DIRECTIONS: Quote all of the data exactly as given. Skip every picture it contains.

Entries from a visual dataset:
────────────────

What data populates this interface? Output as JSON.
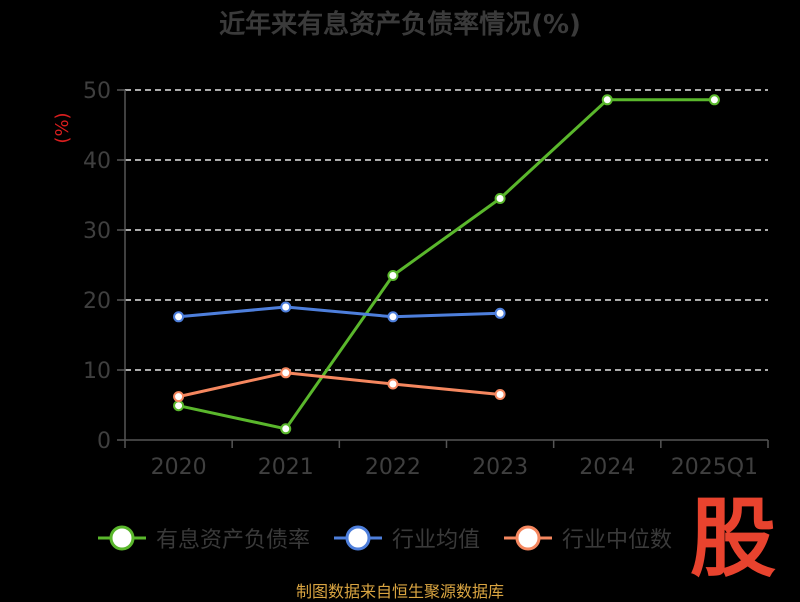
{
  "title": "近年来有息资产负债率情况(%)",
  "source": "制图数据来自恒生聚源数据库",
  "watermark": "股",
  "chart_data": {
    "type": "line",
    "categories": [
      "2020",
      "2021",
      "2022",
      "2023",
      "2024",
      "2025Q1"
    ],
    "ylabel": "(%)",
    "ylim": [
      0,
      50
    ],
    "yticks": [
      0,
      10,
      20,
      30,
      40,
      50
    ],
    "grid": true,
    "legend_position": "bottom",
    "series": [
      {
        "name": "有息资产负债率",
        "color": "#5ab72c",
        "values": [
          4.9,
          1.6,
          23.5,
          34.5,
          48.6,
          48.6
        ]
      },
      {
        "name": "行业均值",
        "color": "#4e7fdc",
        "values": [
          17.6,
          19.0,
          17.6,
          18.1,
          null,
          null
        ]
      },
      {
        "name": "行业中位数",
        "color": "#f5875f",
        "values": [
          6.2,
          9.6,
          8.0,
          6.5,
          null,
          null
        ]
      }
    ]
  }
}
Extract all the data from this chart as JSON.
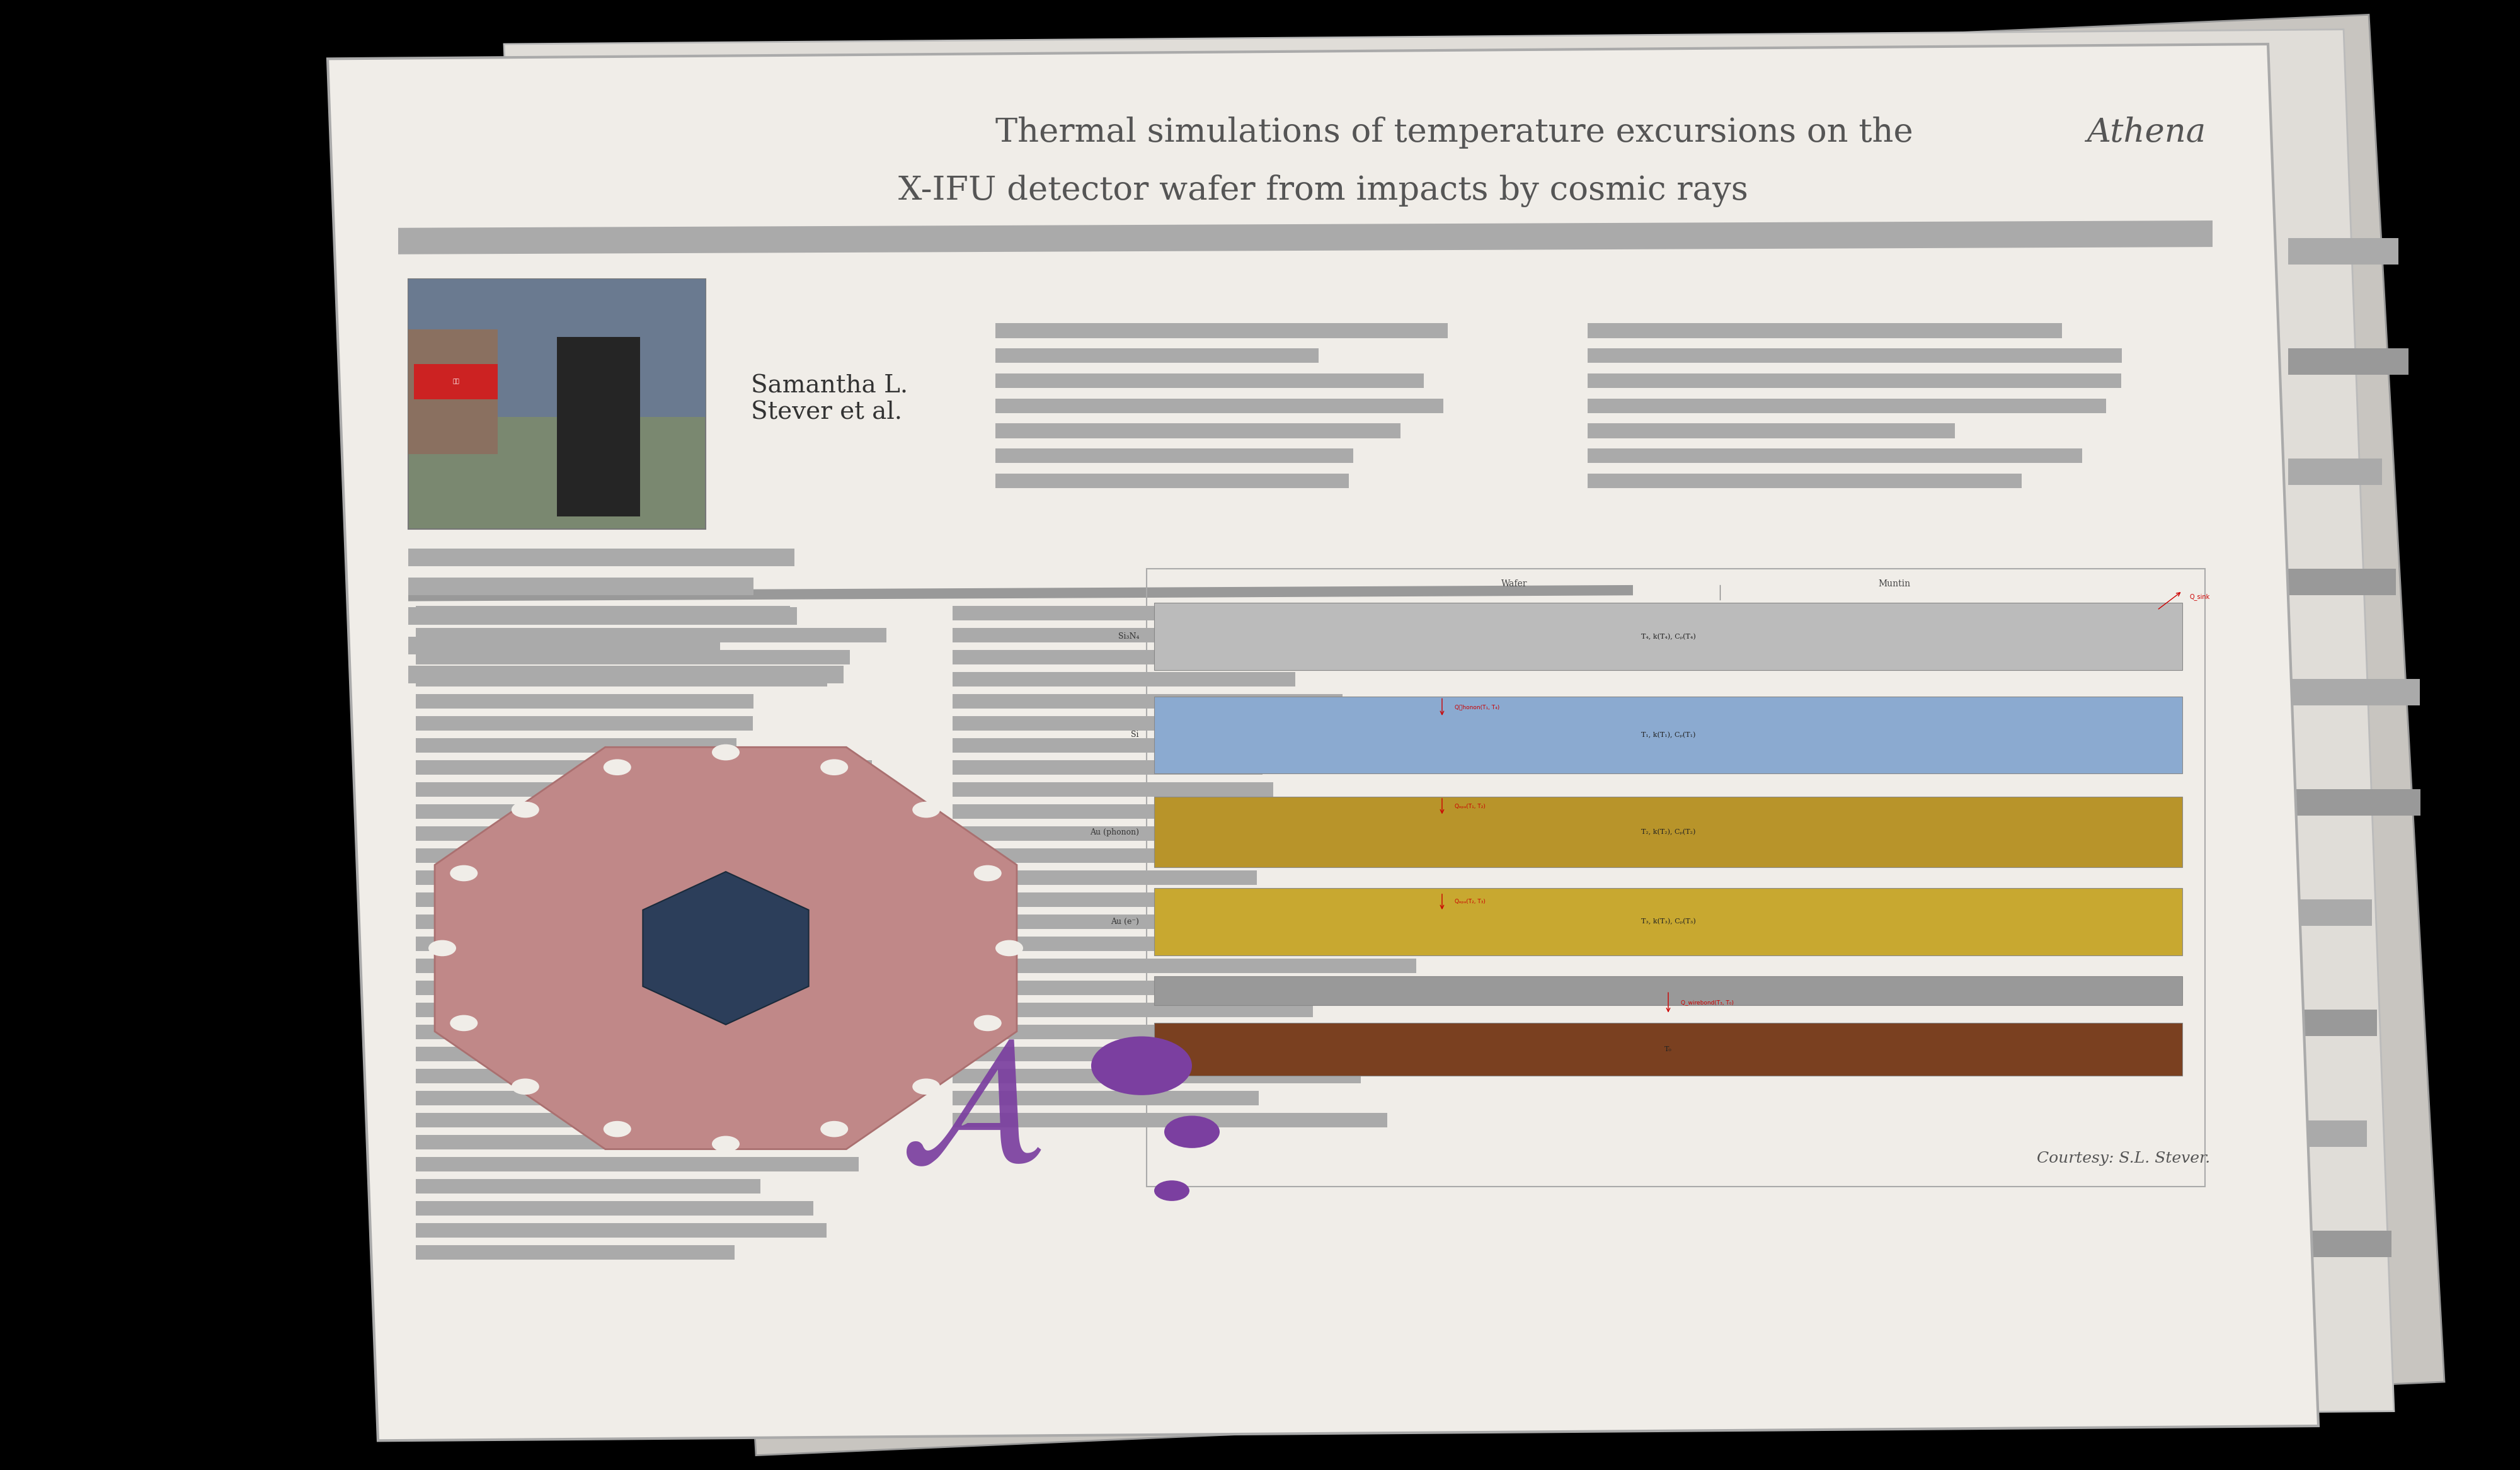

────────────────

EXPECTED ANSWER:
What data populates this interface? Output as JSON.
{
  "title": "近年来有息资产负债率情况(%)",
  "source": "制图数据来自恒生聚源数据库",
  "watermark": "股",
  "chart_data": {
    "type": "line",
    "categories": [
      "2020",
      "2021",
      "2022",
      "2023",
      "2024",
      "2025Q1"
    ],
    "ylabel": "(%)",
    "ylim": [
      0,
      50
    ],
    "yticks": [
      0,
      10,
      20,
      30,
      40,
      50
    ],
    "grid": true,
    "legend_position": "bottom",
    "series": [
      {
        "name": "有息资产负债率",
        "color": "#5ab72c",
        "values": [
          4.9,
          1.6,
          23.5,
          34.5,
          48.6,
          48.6
        ]
      },
      {
        "name": "行业均值",
        "color": "#4e7fdc",
        "values": [
          17.6,
          19.0,
          17.6,
          18.1,
          null,
          null
        ]
      },
      {
        "name": "行业中位数",
        "color": "#f5875f",
        "values": [
          6.2,
          9.6,
          8.0,
          6.5,
          null,
          null
        ]
      }
    ]
  }
}
Extract all the data from this chart as JSON.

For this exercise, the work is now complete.